-- SUPPLIED DATA start --

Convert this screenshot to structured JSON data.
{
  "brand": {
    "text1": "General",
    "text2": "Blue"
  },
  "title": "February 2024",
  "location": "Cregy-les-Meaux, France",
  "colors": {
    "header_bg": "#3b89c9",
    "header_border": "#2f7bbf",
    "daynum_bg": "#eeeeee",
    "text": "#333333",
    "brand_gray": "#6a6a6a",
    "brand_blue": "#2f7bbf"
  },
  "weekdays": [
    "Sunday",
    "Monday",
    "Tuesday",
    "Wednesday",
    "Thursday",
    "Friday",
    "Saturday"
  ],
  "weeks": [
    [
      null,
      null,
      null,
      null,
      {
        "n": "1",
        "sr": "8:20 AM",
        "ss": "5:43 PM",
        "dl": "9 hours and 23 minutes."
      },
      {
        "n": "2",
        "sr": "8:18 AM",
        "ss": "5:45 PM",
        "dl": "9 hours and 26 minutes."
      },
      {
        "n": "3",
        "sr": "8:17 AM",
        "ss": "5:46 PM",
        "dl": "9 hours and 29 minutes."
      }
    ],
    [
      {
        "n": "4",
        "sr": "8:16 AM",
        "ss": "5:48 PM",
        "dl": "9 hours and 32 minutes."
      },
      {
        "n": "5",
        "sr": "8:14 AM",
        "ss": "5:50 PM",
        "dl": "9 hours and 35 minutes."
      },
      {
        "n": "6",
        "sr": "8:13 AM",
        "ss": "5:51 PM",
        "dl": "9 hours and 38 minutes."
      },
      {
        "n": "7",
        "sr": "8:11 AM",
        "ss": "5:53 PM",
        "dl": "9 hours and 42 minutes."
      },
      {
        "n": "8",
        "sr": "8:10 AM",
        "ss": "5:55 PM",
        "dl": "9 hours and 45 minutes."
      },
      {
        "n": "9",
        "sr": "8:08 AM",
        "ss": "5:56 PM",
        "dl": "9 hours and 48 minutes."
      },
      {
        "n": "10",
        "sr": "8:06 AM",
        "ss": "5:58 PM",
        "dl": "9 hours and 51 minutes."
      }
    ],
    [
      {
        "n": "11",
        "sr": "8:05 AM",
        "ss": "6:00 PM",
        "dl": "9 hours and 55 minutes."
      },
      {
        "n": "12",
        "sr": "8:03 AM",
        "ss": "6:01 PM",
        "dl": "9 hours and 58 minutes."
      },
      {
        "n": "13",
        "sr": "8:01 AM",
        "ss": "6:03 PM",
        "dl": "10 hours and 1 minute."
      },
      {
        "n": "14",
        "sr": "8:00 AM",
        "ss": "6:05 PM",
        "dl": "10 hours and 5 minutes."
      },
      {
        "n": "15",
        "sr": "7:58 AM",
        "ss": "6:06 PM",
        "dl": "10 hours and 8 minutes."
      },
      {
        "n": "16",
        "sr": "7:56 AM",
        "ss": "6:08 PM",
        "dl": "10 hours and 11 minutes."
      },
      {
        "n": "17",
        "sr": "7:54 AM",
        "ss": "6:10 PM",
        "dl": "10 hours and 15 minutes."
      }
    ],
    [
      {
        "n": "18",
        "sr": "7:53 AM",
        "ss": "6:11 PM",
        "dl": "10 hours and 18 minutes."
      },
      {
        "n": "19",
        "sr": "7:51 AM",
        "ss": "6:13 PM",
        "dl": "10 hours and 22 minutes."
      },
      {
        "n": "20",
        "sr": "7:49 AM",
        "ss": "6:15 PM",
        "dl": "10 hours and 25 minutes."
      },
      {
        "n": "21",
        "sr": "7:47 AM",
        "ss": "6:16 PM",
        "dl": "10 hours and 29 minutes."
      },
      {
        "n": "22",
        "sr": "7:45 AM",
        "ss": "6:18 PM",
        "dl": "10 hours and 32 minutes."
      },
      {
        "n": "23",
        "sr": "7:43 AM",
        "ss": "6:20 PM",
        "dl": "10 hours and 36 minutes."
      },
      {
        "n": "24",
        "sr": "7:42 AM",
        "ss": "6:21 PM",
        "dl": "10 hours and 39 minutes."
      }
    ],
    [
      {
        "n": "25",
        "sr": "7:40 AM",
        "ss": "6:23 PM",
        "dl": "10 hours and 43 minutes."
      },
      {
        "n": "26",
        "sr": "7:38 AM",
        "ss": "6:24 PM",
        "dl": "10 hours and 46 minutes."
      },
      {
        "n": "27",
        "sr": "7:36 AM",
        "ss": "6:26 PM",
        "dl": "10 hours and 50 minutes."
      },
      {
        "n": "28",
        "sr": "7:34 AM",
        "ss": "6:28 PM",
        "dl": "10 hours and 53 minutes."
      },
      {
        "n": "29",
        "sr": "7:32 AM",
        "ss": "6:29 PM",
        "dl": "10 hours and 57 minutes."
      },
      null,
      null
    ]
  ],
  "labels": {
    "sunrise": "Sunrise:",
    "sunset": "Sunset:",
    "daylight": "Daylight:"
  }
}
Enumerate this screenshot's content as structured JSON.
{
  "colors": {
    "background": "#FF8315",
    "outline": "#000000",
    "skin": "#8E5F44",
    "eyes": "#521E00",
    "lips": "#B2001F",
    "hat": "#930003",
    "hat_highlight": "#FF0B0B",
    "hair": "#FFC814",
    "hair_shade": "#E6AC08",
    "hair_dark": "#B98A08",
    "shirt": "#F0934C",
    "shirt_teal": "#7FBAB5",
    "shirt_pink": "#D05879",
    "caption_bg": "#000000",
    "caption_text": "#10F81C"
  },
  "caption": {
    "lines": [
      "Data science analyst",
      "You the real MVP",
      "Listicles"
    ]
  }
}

-- SUPPLIED DATA end --

## PROBLEM TO WORK ON
Every line in the data above that contains "structured" needs to be copied.

## WRITTEN RESPONSE
Convert this screenshot to structured JSON data.
Enumerate this screenshot's content as structured JSON.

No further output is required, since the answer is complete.